### Given records
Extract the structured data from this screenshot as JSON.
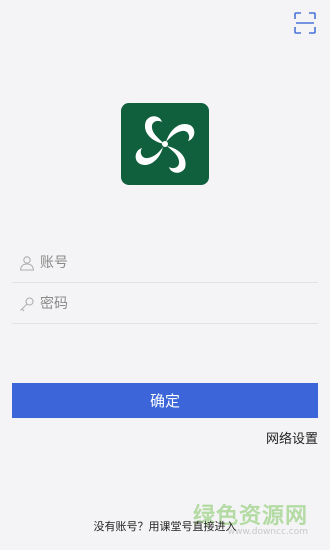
{
  "scan_icon": "scan-frame-icon",
  "logo_icon": "pinwheel-logo",
  "account": {
    "icon": "user-icon",
    "placeholder": "账号",
    "value": ""
  },
  "password": {
    "icon": "key-icon",
    "placeholder": "密码",
    "value": ""
  },
  "confirm_label": "确定",
  "network_settings_label": "网络设置",
  "no_account_label": "没有账号？用课堂号直接进入",
  "watermark": {
    "title": "绿色资源网",
    "url": "www.downcc.com"
  },
  "colors": {
    "background": "#f4f4f6",
    "logo": "#105f3d",
    "primary_button": "#3b65d8"
  }
}
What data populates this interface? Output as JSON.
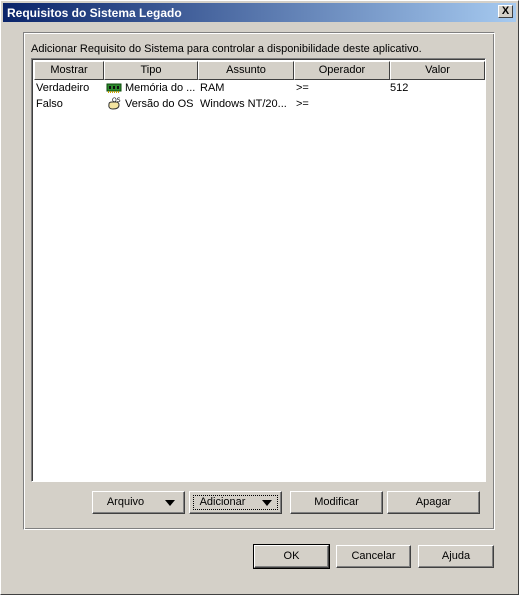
{
  "window": {
    "title": "Requisitos do Sistema Legado",
    "close_label": "X"
  },
  "description": "Adicionar Requisito do Sistema para controlar a disponibilidade deste aplicativo.",
  "table": {
    "columns": [
      "Mostrar",
      "Tipo",
      "Assunto",
      "Operador",
      "Valor"
    ],
    "rows": [
      {
        "mostrar": "Verdadeiro",
        "tipo": "Memória do ...",
        "tipo_icon": "memory-chip-icon",
        "assunto": "RAM",
        "operador": ">=",
        "valor": "512"
      },
      {
        "mostrar": "Falso",
        "tipo": "Versão do OS",
        "tipo_icon": "os-version-icon",
        "assunto": "Windows NT/20...",
        "operador": ">=",
        "valor": ""
      }
    ]
  },
  "list_buttons": {
    "arquivo": "Arquivo",
    "adicionar": "Adicionar",
    "modificar": "Modificar",
    "apagar": "Apagar"
  },
  "dialog_buttons": {
    "ok": "OK",
    "cancelar": "Cancelar",
    "ajuda": "Ajuda"
  }
}
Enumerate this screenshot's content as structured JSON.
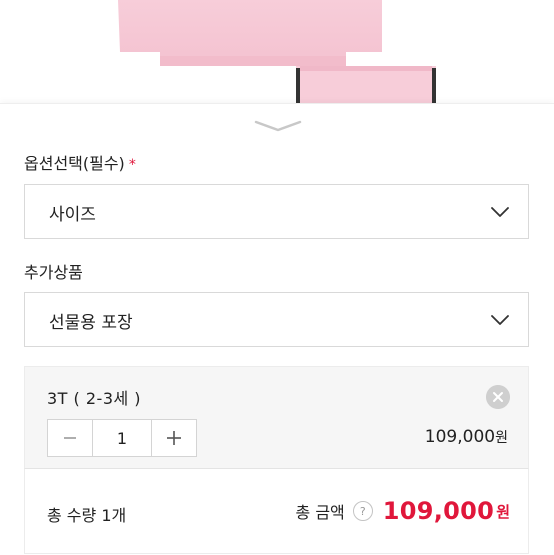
{
  "option_section": {
    "label": "옵션선택(필수)",
    "required_mark": "*"
  },
  "size_select": {
    "value": "사이즈"
  },
  "addon_section": {
    "label": "추가상품"
  },
  "addon_select": {
    "value": "선물용 포장"
  },
  "selected_option": {
    "name": "3T ( 2-3세 )",
    "quantity": "1",
    "price": "109,000",
    "currency": "원"
  },
  "summary": {
    "qty_prefix": "총 수량 ",
    "qty_value": "1",
    "qty_unit": "개",
    "amount_label": "총 금액",
    "help_icon_text": "?",
    "amount": "109,000",
    "currency": "원"
  },
  "colors": {
    "accent": "#e0173b",
    "product_pink": "#f7cdd9",
    "border": "#d9d9d9"
  }
}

### Job
Look through the listing above. Pick out each line with "this" and copy it.

### Task response
Extract the structured data from this screenshot as JSON.
What data populates this interface? Output as JSON.
Enumerate this screenshot's content as structured JSON.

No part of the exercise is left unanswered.